-- What the exercise asks --
Please set down the data word for word; images do not go in the copy.

-- Given information --

..........

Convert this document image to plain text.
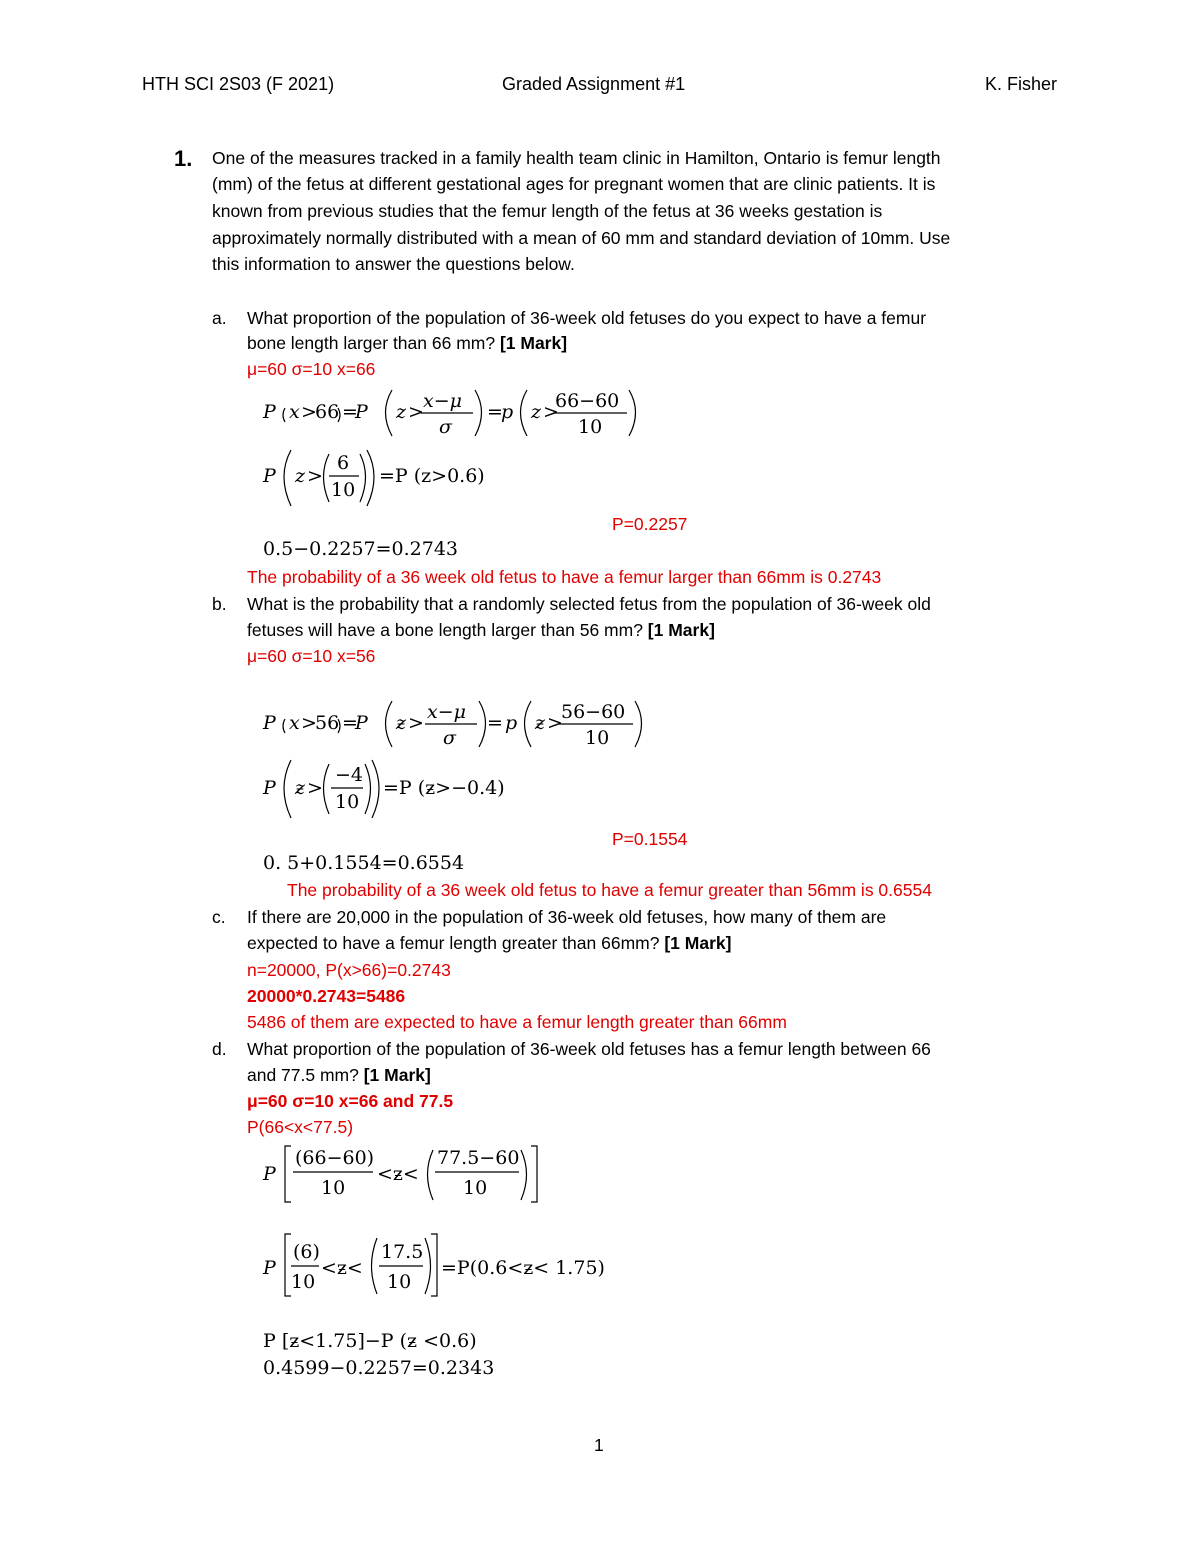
HTH SCI 2S03 (F 2021)	Graded Assignment #1	K. Fisher
1. One of the measures tracked in a family health team clinic in Hamilton, Ontario is femur length
(mm) of the fetus at different gestational ages for pregnant women that are clinic patients. It is
known from previous studies that the femur length of the fetus at 36 weeks gestation is
approximately normally distributed with a mean of 60 mm and standard deviation of 10mm. Use
this information to answer the questions below.
a. What proportion of the population of 36-week old fetuses do you expect to have a femur
bone length larger than 66 mm? [1 Mark]
μ=60 σ=10 x=66
P x >
66 =
P z > x−μ
σ
=
p z >
66−60
10
P z >
6
10
=P (z>0.6)
P=0.2257
0.5−0.2257=0.2743
The probability of a 36 week old fetus to have a femur larger than 66mm is 0.2743
b. What is the probability that a randomly selected fetus from the population of 36-week old
fetuses will have a bone length larger than 56 mm? [1 Mark]
μ=60 σ=10 x=56
P x >
56 =
P ƶ > x−μ
σ
= p ƶ >
56−60
10
P ƶ >
−4
10
=P (ƶ>−0.4)
P=0.1554
0. 5+0.1554=0.6554
The probability of a 36 week old fetus to have a femur greater than 56mm is 0.6554
c. If there are 20,000 in the population of 36-week old fetuses, how many of them are
expected to have a femur length greater than 66mm? [1 Mark]
n=20000, P(x>66)=0.2743
20000*0.2743=5486
5486 of them are expected to have a femur length greater than 66mm
d. What proportion of the population of 36-week old fetuses has a femur length between 66
and 77.5 mm? [1 Mark]
μ=60 σ=10 x=66 and 77.5
P(66<x<77.5)
P
(66−60)
10
<ƶ<
77.5−60
10
P
(6)
10
<ƶ<
17.5
10
=P(0.6<ƶ< 1.75)
P [ƶ<1.75]−P (ƶ <0.6)
0.4599−0.2257=0.2343
1
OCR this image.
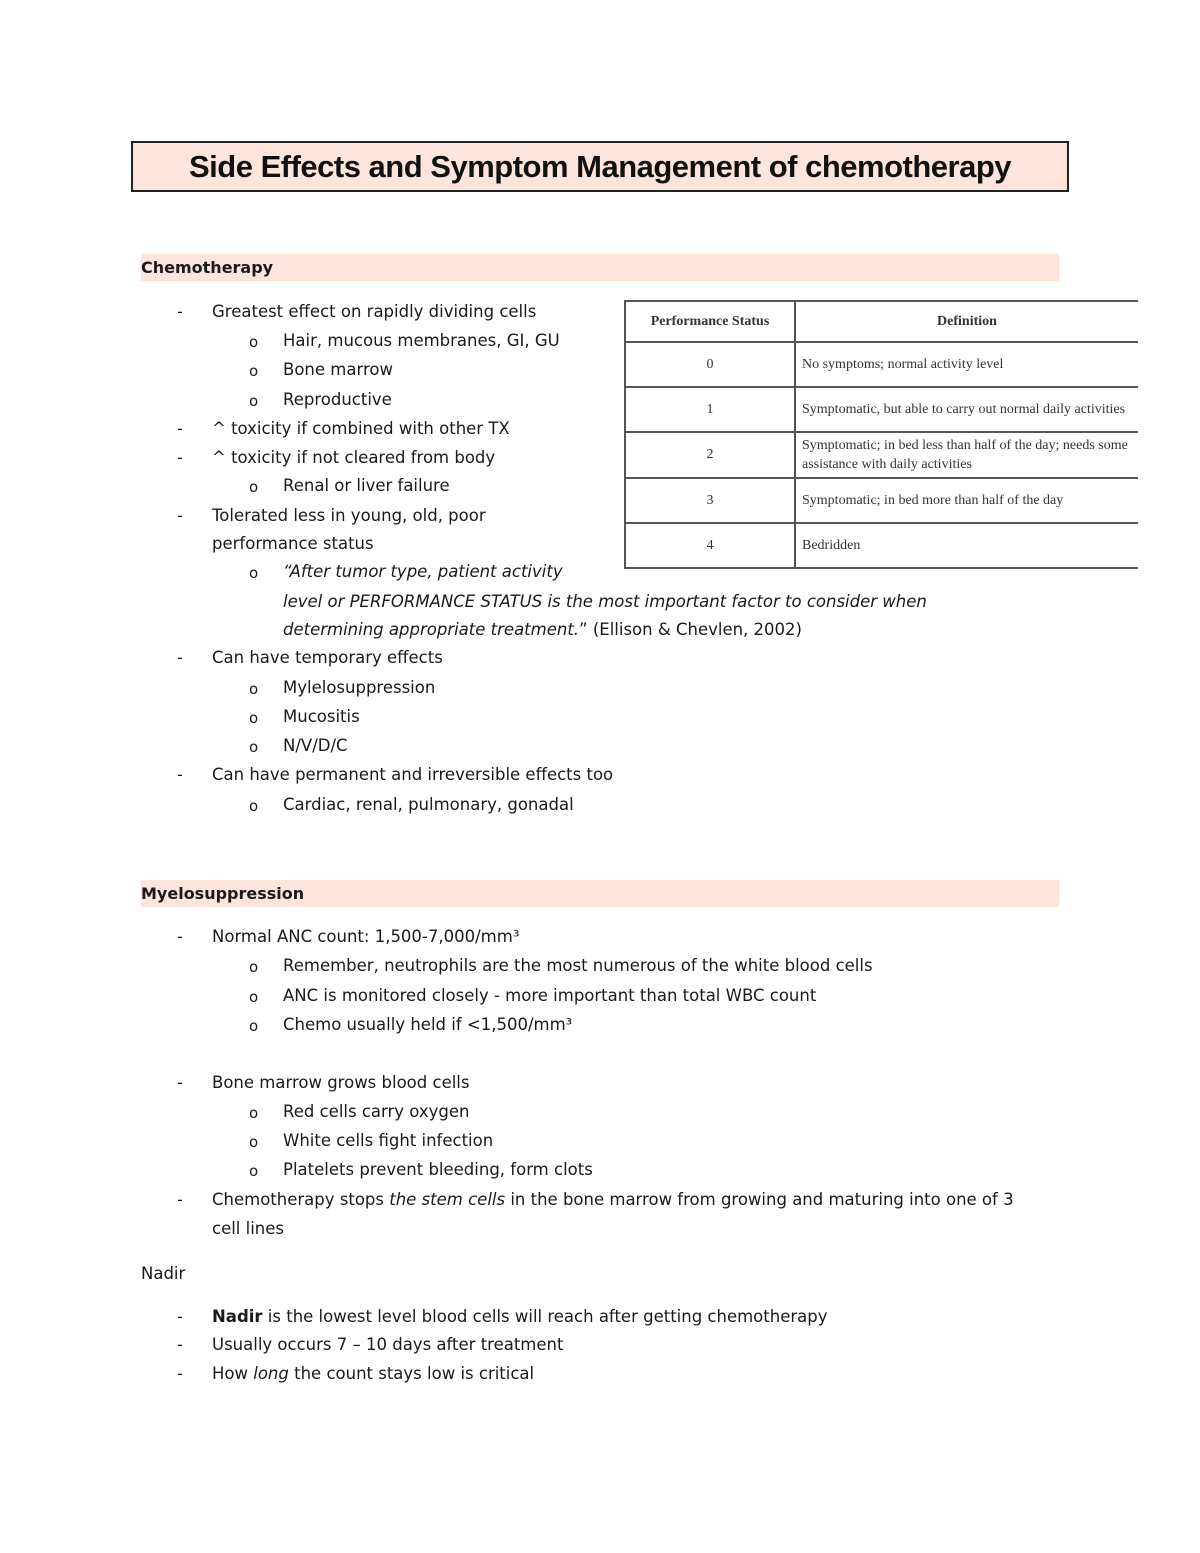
Side Effects and Symptom Management of chemotherapy
Chemotherapy
- Greatest effect on rapidly dividing cells
o Hair, mucous membranes, GI, GU
o Bone marrow
o Reproductive
- ^ toxicity if combined with other TX
- ^ toxicity if not cleared from body
o Renal or liver failure
- Tolerated less in young, old, poor
performance status
o “After tumor type, patient activity
level or PERFORMANCE STATUS is the most important factor to consider when
determining appropriate treatment.” (Ellison & Chevlen, 2002)
- Can have temporary effects
o Mylelosuppression
o Mucositis
o N/V/D/C
- Can have permanent and irreversible effects too
o Cardiac, renal, pulmonary, gonadal
Performance Status	Definition
0	No symptoms; normal activity level
1	Symptomatic, but able to carry out normal daily activities
2	Symptomatic; in bed less than half of the day; needs some assistance with daily activities
3	Symptomatic; in bed more than half of the day
4	Bedridden
Myelosuppression
- Normal ANC count: 1,500-7,000/mm³
o Remember, neutrophils are the most numerous of the white blood cells
o ANC is monitored closely - more important than total WBC count
o Chemo usually held if <1,500/mm³
- Bone marrow grows blood cells
o Red cells carry oxygen
o White cells fight infection
o Platelets prevent bleeding, form clots
- Chemotherapy stops the stem cells in the bone marrow from growing and maturing into one of 3
cell lines
Nadir
- Nadir is the lowest level blood cells will reach after getting chemotherapy
- Usually occurs 7 – 10 days after treatment
- How long the count stays low is critical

..........

-- Exercise response --
Convert this document image to plain text.
HTH SCI 2S03 (F 2021)	Graded Assignment #1	K. Fisher
1. One of the measures tracked in a family health team clinic in Hamilton, Ontario is femur length
(mm) of the fetus at different gestational ages for pregnant women that are clinic patients. It is
known from previous studies that the femur length of the fetus at 36 weeks gestation is
approximately normally distributed with a mean of 60 mm and standard deviation of 10mm. Use
this information to answer the questions below.
a. What proportion of the population of 36-week old fetuses do you expect to have a femur
bone length larger than 66 mm? [1 Mark]
μ=60 σ=10 x=66
P x >
66 =
P z > x−μ
σ
=
p z >
66−60
10
P z >
6
10
=P (z>0.6)
P=0.2257
0.5−0.2257=0.2743
The probability of a 36 week old fetus to have a femur larger than 66mm is 0.2743
b. What is the probability that a randomly selected fetus from the population of 36-week old
fetuses will have a bone length larger than 56 mm? [1 Mark]
μ=60 σ=10 x=56
P x >
56 =
P ƶ > x−μ
σ
= p ƶ >
56−60
10
P ƶ >
−4
10
=P (ƶ>−0.4)
P=0.1554
0. 5+0.1554=0.6554
The probability of a 36 week old fetus to have a femur greater than 56mm is 0.6554
c. If there are 20,000 in the population of 36-week old fetuses, how many of them are
expected to have a femur length greater than 66mm? [1 Mark]
n=20000, P(x>66)=0.2743
20000*0.2743=5486
5486 of them are expected to have a femur length greater than 66mm
d. What proportion of the population of 36-week old fetuses has a femur length between 66
and 77.5 mm? [1 Mark]
μ=60 σ=10 x=66 and 77.5
P(66<x<77.5)
P
(66−60)
10
<ƶ<
77.5−60
10
P
(6)
10
<ƶ<
17.5
10
=P(0.6<ƶ< 1.75)
P [ƶ<1.75]−P (ƶ <0.6)
0.4599−0.2257=0.2343
1
OCR this image.
Side Effects and Symptom Management of chemotherapy
Chemotherapy
- Greatest effect on rapidly dividing cells
o Hair, mucous membranes, GI, GU
o Bone marrow
o Reproductive
- ^ toxicity if combined with other TX
- ^ toxicity if not cleared from body
o Renal or liver failure
- Tolerated less in young, old, poor
performance status
o “After tumor type, patient activity
level or PERFORMANCE STATUS is the most important factor to consider when
determining appropriate treatment.” (Ellison & Chevlen, 2002)
- Can have temporary effects
o Mylelosuppression
o Mucositis
o N/V/D/C
- Can have permanent and irreversible effects too
o Cardiac, renal, pulmonary, gonadal
Performance Status	Definition
0	No symptoms; normal activity level
1	Symptomatic, but able to carry out normal daily activities
2	Symptomatic; in bed less than half of the day; needs some assistance with daily activities
3	Symptomatic; in bed more than half of the day
4	Bedridden
Myelosuppression
- Normal ANC count: 1,500-7,000/mm³
o Remember, neutrophils are the most numerous of the white blood cells
o ANC is monitored closely - more important than total WBC count
o Chemo usually held if <1,500/mm³
- Bone marrow grows blood cells
o Red cells carry oxygen
o White cells fight infection
o Platelets prevent bleeding, form clots
- Chemotherapy stops the stem cells in the bone marrow from growing and maturing into one of 3
cell lines
Nadir
- Nadir is the lowest level blood cells will reach after getting chemotherapy
- Usually occurs 7 – 10 days after treatment
- How long the count stays low is critical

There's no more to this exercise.